> Dataset rows
※ ※ ※
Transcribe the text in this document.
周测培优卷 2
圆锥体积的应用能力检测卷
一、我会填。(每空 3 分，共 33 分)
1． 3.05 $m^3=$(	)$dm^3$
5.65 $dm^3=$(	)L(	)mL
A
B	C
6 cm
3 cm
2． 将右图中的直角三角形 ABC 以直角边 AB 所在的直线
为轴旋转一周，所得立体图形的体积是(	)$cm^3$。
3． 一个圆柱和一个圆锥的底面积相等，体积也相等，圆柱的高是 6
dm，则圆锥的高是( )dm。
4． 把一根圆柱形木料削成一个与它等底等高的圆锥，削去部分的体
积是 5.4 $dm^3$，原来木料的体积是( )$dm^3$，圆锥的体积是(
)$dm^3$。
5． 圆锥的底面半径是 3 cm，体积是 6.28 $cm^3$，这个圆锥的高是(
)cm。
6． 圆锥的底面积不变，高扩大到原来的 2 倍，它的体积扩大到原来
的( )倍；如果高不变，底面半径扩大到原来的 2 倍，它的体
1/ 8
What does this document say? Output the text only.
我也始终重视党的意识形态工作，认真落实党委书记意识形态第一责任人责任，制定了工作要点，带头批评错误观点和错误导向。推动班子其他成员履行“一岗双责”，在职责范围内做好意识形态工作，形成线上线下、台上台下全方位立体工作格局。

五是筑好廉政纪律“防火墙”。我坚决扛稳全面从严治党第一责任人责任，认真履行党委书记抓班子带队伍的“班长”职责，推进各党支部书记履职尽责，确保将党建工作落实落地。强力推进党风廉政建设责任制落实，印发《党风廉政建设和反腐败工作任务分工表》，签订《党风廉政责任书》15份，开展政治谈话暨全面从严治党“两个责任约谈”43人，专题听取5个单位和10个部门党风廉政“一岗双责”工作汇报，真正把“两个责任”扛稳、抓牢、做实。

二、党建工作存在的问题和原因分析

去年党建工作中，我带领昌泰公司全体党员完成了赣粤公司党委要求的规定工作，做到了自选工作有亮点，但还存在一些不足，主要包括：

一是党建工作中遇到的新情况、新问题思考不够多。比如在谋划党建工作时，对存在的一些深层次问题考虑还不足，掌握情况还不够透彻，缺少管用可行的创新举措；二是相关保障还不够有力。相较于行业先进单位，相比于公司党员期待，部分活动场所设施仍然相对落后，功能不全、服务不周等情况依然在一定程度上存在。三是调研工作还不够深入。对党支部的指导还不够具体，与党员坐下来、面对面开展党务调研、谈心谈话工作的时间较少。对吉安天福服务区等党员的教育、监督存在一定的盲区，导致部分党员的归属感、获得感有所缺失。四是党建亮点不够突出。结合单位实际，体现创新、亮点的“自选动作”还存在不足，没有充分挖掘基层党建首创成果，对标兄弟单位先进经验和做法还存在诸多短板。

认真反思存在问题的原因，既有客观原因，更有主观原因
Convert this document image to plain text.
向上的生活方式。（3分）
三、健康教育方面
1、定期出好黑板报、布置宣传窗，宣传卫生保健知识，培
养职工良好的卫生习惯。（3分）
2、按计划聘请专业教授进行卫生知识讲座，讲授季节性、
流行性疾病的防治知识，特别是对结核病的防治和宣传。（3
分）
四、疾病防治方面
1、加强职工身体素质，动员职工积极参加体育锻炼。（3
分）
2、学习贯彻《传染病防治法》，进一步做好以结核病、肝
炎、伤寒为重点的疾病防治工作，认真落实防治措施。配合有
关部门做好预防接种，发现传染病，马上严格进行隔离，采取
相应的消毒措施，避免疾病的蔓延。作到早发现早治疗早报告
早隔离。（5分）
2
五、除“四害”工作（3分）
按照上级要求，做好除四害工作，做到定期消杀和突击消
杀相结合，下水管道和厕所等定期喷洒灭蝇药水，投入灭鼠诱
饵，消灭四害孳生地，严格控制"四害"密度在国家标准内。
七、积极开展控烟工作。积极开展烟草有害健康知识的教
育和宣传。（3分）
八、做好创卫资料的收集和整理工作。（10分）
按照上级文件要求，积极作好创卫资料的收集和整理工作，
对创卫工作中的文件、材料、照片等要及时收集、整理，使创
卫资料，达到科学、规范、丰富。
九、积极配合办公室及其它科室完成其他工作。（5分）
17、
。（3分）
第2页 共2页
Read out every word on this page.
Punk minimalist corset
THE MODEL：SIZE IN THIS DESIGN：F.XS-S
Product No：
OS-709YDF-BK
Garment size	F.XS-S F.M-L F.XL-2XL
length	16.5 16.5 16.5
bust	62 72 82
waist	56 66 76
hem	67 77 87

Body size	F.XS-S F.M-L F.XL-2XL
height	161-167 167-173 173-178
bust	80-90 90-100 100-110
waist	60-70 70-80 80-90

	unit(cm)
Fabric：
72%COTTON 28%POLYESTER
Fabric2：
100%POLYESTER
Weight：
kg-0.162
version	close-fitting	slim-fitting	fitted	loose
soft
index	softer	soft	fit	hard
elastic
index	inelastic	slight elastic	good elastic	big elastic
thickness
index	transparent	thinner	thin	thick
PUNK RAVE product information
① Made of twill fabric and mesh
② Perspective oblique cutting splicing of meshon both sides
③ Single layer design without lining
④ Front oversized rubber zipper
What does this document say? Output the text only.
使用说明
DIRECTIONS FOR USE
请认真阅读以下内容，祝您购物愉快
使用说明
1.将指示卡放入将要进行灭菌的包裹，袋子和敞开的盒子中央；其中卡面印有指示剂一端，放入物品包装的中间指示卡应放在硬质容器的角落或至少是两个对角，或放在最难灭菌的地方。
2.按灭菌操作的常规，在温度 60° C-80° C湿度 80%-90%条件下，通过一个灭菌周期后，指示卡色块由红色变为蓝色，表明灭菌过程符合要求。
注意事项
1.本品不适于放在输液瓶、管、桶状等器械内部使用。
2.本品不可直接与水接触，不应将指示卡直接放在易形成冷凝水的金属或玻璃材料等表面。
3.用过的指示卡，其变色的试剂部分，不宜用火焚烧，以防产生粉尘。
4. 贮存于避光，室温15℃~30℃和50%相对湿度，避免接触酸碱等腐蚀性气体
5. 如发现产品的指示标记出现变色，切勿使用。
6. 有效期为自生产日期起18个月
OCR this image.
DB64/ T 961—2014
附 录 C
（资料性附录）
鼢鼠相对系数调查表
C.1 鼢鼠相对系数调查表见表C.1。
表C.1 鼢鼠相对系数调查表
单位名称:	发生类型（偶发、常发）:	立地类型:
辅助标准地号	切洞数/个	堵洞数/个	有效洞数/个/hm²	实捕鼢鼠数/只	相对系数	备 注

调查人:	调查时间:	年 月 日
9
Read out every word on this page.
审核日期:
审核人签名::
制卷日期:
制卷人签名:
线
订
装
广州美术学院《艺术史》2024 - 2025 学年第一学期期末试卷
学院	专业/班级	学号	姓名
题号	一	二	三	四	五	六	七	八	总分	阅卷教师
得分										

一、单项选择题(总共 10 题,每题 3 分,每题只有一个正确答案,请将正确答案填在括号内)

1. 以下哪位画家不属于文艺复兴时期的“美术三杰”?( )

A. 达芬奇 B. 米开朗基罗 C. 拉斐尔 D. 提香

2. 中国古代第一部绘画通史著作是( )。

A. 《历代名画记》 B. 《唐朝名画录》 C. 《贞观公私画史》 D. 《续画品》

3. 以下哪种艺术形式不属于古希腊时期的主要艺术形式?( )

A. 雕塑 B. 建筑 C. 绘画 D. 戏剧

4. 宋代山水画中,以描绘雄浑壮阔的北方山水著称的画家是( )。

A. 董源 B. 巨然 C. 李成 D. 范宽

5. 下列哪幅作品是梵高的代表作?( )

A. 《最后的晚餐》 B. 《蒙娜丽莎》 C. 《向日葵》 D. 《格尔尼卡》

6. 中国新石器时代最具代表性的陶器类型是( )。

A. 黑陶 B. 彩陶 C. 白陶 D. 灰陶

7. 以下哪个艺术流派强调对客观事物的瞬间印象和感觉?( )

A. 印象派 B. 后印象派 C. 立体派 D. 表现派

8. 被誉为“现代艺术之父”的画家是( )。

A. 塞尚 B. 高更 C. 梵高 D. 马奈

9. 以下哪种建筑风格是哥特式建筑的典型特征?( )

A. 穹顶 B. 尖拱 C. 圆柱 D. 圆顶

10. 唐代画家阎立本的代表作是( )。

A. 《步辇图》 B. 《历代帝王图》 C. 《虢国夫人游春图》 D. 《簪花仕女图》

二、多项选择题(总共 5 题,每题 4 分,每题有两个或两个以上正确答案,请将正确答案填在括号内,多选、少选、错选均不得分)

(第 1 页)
※ ※ ※
> What is needed
Copy out each line in the preceding records that contains "image".

> Response to this exercise
Convert this document image to plain text.
OCR this image.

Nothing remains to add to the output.